### Task instructions
Reproduce every line of the material below word for word, in the same order.

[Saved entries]
_ _ _

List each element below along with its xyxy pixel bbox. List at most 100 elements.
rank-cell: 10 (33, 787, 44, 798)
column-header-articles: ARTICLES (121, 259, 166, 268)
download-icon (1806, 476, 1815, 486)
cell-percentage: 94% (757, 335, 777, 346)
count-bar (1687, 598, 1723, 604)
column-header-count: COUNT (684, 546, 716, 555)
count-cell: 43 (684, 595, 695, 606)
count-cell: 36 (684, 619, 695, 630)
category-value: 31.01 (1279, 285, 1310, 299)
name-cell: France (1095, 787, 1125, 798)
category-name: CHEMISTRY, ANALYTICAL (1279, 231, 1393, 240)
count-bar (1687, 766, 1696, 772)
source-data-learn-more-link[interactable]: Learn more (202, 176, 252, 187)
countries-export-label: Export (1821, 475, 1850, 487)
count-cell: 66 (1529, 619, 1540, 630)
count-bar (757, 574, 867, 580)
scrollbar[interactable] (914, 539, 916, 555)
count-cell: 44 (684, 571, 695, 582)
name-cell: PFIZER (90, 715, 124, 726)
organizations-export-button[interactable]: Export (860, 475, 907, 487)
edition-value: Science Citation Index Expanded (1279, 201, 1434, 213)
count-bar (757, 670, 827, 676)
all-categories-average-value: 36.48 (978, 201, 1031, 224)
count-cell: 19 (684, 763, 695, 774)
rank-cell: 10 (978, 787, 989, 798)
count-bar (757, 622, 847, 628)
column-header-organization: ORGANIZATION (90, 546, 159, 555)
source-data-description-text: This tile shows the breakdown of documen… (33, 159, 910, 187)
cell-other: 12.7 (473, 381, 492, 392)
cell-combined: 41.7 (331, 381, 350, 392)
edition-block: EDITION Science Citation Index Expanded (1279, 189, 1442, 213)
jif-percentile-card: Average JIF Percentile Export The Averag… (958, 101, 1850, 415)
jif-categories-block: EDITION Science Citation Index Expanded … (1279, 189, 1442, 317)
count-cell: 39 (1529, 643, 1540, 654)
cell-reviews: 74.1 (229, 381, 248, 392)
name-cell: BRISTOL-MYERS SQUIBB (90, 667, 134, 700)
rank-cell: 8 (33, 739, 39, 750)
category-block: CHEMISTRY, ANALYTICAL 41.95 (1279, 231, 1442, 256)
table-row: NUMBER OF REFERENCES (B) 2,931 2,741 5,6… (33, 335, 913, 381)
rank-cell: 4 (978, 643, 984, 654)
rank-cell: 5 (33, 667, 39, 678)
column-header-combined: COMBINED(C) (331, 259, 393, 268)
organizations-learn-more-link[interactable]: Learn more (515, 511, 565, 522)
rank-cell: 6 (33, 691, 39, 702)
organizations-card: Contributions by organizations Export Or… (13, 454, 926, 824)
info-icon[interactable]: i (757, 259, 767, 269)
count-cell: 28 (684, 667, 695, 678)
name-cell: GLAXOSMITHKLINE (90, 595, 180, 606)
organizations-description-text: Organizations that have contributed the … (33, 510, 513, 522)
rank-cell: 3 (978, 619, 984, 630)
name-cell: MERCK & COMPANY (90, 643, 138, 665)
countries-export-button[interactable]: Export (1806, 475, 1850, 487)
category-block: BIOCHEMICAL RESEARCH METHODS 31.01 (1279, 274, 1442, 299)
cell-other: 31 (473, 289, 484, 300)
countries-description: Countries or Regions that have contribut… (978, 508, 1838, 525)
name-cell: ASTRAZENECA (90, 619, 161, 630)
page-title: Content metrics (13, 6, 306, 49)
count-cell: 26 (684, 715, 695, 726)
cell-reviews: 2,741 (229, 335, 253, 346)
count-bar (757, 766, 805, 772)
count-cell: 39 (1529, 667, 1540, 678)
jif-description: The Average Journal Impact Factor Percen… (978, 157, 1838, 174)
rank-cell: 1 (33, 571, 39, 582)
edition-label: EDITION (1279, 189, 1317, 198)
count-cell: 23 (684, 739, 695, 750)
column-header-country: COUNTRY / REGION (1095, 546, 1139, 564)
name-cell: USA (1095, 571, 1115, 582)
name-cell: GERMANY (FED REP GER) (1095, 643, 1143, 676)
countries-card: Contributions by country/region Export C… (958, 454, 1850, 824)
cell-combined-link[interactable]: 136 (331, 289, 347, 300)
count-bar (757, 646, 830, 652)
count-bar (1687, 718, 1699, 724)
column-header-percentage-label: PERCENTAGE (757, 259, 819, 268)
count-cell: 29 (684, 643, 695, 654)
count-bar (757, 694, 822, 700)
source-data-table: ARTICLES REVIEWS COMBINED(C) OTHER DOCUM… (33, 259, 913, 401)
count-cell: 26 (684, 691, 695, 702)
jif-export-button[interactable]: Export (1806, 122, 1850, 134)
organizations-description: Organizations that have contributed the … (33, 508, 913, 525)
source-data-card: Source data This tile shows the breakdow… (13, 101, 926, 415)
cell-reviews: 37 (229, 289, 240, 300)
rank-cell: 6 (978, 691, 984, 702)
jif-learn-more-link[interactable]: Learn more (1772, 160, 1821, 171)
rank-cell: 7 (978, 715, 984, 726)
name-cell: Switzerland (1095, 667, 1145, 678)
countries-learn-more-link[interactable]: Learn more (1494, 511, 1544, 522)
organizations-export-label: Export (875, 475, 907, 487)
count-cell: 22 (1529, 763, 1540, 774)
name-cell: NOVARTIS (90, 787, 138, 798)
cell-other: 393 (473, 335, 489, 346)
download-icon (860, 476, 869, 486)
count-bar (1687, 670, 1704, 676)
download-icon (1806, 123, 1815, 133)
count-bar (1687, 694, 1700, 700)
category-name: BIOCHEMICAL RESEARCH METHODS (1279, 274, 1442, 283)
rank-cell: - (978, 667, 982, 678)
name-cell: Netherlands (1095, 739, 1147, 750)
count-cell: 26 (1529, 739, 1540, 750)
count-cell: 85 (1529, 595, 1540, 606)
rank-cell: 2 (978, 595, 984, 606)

_ _ _

### Result
List each element below along with its xyxy pixel bbox. List at most 100 elements.
rank-cell: 10 (33, 787, 44, 798)
column-header-articles: ARTICLES (121, 259, 166, 268)
download-icon (1806, 476, 1815, 486)
cell-percentage: 94% (757, 335, 777, 346)
count-bar (1687, 598, 1723, 604)
column-header-count: COUNT (684, 546, 716, 555)
count-cell: 43 (684, 595, 695, 606)
count-cell: 36 (684, 619, 695, 630)
category-value: 31.01 (1279, 285, 1310, 299)
name-cell: France (1095, 787, 1125, 798)
category-name: CHEMISTRY, ANALYTICAL (1279, 231, 1393, 240)
count-bar (1687, 766, 1696, 772)
source-data-learn-more-link[interactable]: Learn more (202, 176, 252, 187)
countries-export-label: Export (1821, 475, 1850, 487)
count-cell: 66 (1529, 619, 1540, 630)
count-bar (757, 574, 867, 580)
scrollbar[interactable] (914, 539, 916, 555)
count-cell: 44 (684, 571, 695, 582)
name-cell: PFIZER (90, 715, 124, 726)
organizations-export-button[interactable]: Export (860, 475, 907, 487)
edition-value: Science Citation Index Expanded (1279, 201, 1434, 213)
count-bar (757, 670, 827, 676)
all-categories-average-value: 36.48 (978, 201, 1031, 224)
count-cell: 19 (684, 763, 695, 774)
rank-cell: 10 (978, 787, 989, 798)
count-bar (757, 622, 847, 628)
column-header-organization: ORGANIZATION (90, 546, 159, 555)
source-data-description-text: This tile shows the breakdown of documen… (33, 159, 910, 187)
cell-other: 12.7 (473, 381, 492, 392)
cell-combined: 41.7 (331, 381, 350, 392)
edition-block: EDITION Science Citation Index Expanded (1279, 189, 1442, 213)
jif-percentile-card: Average JIF Percentile Export The Averag… (958, 101, 1850, 415)
jif-categories-block: EDITION Science Citation Index Expanded … (1279, 189, 1442, 317)
count-cell: 39 (1529, 643, 1540, 654)
cell-reviews: 74.1 (229, 381, 248, 392)
name-cell: BRISTOL-MYERS SQUIBB (90, 667, 134, 700)
rank-cell: 8 (33, 739, 39, 750)
category-block: CHEMISTRY, ANALYTICAL 41.95 (1279, 231, 1442, 256)
table-row: NUMBER OF REFERENCES (B) 2,931 2,741 5,6… (33, 335, 913, 381)
rank-cell: 4 (978, 643, 984, 654)
rank-cell: 5 (33, 667, 39, 678)
column-header-combined: COMBINED(C) (331, 259, 393, 268)
organizations-learn-more-link[interactable]: Learn more (515, 511, 565, 522)
rank-cell: 6 (33, 691, 39, 702)
organizations-card: Contributions by organizations Export Or… (13, 454, 926, 824)
info-icon[interactable]: i (757, 259, 767, 269)
count-cell: 28 (684, 667, 695, 678)
name-cell: GLAXOSMITHKLINE (90, 595, 180, 606)
organizations-description-text: Organizations that have contributed the … (33, 510, 513, 522)
rank-cell: 3 (978, 619, 984, 630)
name-cell: MERCK & COMPANY (90, 643, 138, 665)
countries-export-button[interactable]: Export (1806, 475, 1850, 487)
category-block: BIOCHEMICAL RESEARCH METHODS 31.01 (1279, 274, 1442, 299)
cell-other: 31 (473, 289, 484, 300)
countries-description: Countries or Regions that have contribut… (978, 508, 1838, 525)
name-cell: ASTRAZENECA (90, 619, 161, 630)
page-title: Content metrics (13, 6, 306, 49)
count-cell: 26 (684, 715, 695, 726)
cell-reviews: 2,741 (229, 335, 253, 346)
count-bar (757, 766, 805, 772)
count-cell: 39 (1529, 667, 1540, 678)
jif-description: The Average Journal Impact Factor Percen… (978, 157, 1838, 174)
rank-cell: 1 (33, 571, 39, 582)
edition-label: EDITION (1279, 189, 1317, 198)
count-cell: 23 (684, 739, 695, 750)
column-header-country: COUNTRY / REGION (1095, 546, 1139, 564)
name-cell: USA (1095, 571, 1115, 582)
name-cell: GERMANY (FED REP GER) (1095, 643, 1143, 676)
countries-card: Contributions by country/region Export C… (958, 454, 1850, 824)
cell-combined-link[interactable]: 136 (331, 289, 347, 300)
count-bar (757, 646, 830, 652)
count-bar (1687, 718, 1699, 724)
column-header-percentage-label: PERCENTAGE (757, 259, 819, 268)
count-cell: 29 (684, 643, 695, 654)
count-bar (757, 694, 822, 700)
source-data-table: ARTICLES REVIEWS COMBINED(C) OTHER DOCUM… (33, 259, 913, 401)
count-cell: 26 (684, 691, 695, 702)
jif-export-button[interactable]: Export (1806, 122, 1850, 134)
organizations-description: Organizations that have contributed the … (33, 508, 913, 525)
source-data-card: Source data This tile shows the breakdow… (13, 101, 926, 415)
cell-reviews: 37 (229, 289, 240, 300)
rank-cell: 6 (978, 691, 984, 702)
jif-learn-more-link[interactable]: Learn more (1772, 160, 1821, 171)
rank-cell: 7 (978, 715, 984, 726)
name-cell: Switzerland (1095, 667, 1145, 678)
countries-learn-more-link[interactable]: Learn more (1494, 511, 1544, 522)
organizations-export-label: Export (875, 475, 907, 487)
count-cell: 22 (1529, 763, 1540, 774)
name-cell: NOVARTIS (90, 787, 138, 798)
cell-other: 393 (473, 335, 489, 346)
download-icon (860, 476, 869, 486)
count-bar (1687, 670, 1704, 676)
download-icon (1806, 123, 1815, 133)
count-bar (1687, 694, 1700, 700)
category-name: BIOCHEMICAL RESEARCH METHODS (1279, 274, 1442, 283)
rank-cell: - (978, 667, 982, 678)
name-cell: Netherlands (1095, 739, 1147, 750)
count-cell: 26 (1529, 739, 1540, 750)
count-cell: 85 (1529, 595, 1540, 606)
rank-cell: 2 (978, 595, 984, 606)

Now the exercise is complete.